'''
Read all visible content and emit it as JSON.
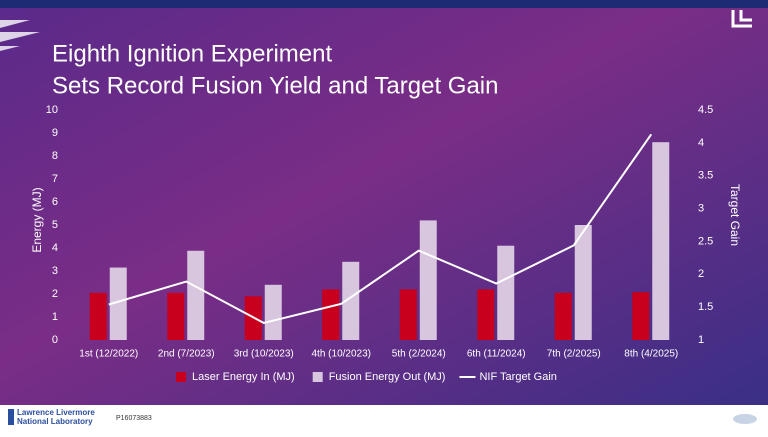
{
  "chart_data": {
    "type": "bar",
    "title": [
      "Eighth Ignition Experiment",
      "Sets Record Fusion Yield and Target Gain"
    ],
    "ylabel": "Energy (MJ)",
    "y2label": "Target Gain",
    "categories": [
      "1st (12/2022)",
      "2nd (7/2023)",
      "3rd (10/2023)",
      "4th (10/2023)",
      "5th (2/2024)",
      "6th (11/2024)",
      "7th (2/2025)",
      "8th (4/2025)"
    ],
    "series": [
      {
        "name": "Laser Energy In (MJ)",
        "type": "bar",
        "color": "#c8001e",
        "values": [
          2.05,
          2.05,
          1.9,
          2.2,
          2.2,
          2.2,
          2.05,
          2.08
        ]
      },
      {
        "name": "Fusion Energy Out (MJ)",
        "type": "bar",
        "color": "#d8c6df",
        "values": [
          3.15,
          3.88,
          2.4,
          3.4,
          5.2,
          4.1,
          5.0,
          8.6
        ]
      },
      {
        "name": "NIF Target Gain",
        "type": "line",
        "axis": "y2",
        "color": "#ffffff",
        "values": [
          1.54,
          1.89,
          1.26,
          1.55,
          2.36,
          1.86,
          2.44,
          4.13
        ]
      }
    ],
    "ylim": [
      0,
      10
    ],
    "yticks": [
      0,
      1,
      2,
      3,
      4,
      5,
      6,
      7,
      8,
      9,
      10
    ],
    "y2lim": [
      1,
      4.5
    ],
    "y2ticks": [
      1,
      1.5,
      2,
      2.5,
      3,
      3.5,
      4,
      4.5
    ],
    "grid": false
  },
  "footer": {
    "org_lines": [
      "Lawrence Livermore",
      "National Laboratory"
    ],
    "id": "P16073883"
  }
}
'''
**PROBLEM REQUIREMENTS:**
Write out each line of the data that holds the string "Target".

**EXERCISE ANSWER:**
      "Sets Record Fusion Yield and Target Gain"
    "y2label": "Target Gain",
        "name": "NIF Target Gain",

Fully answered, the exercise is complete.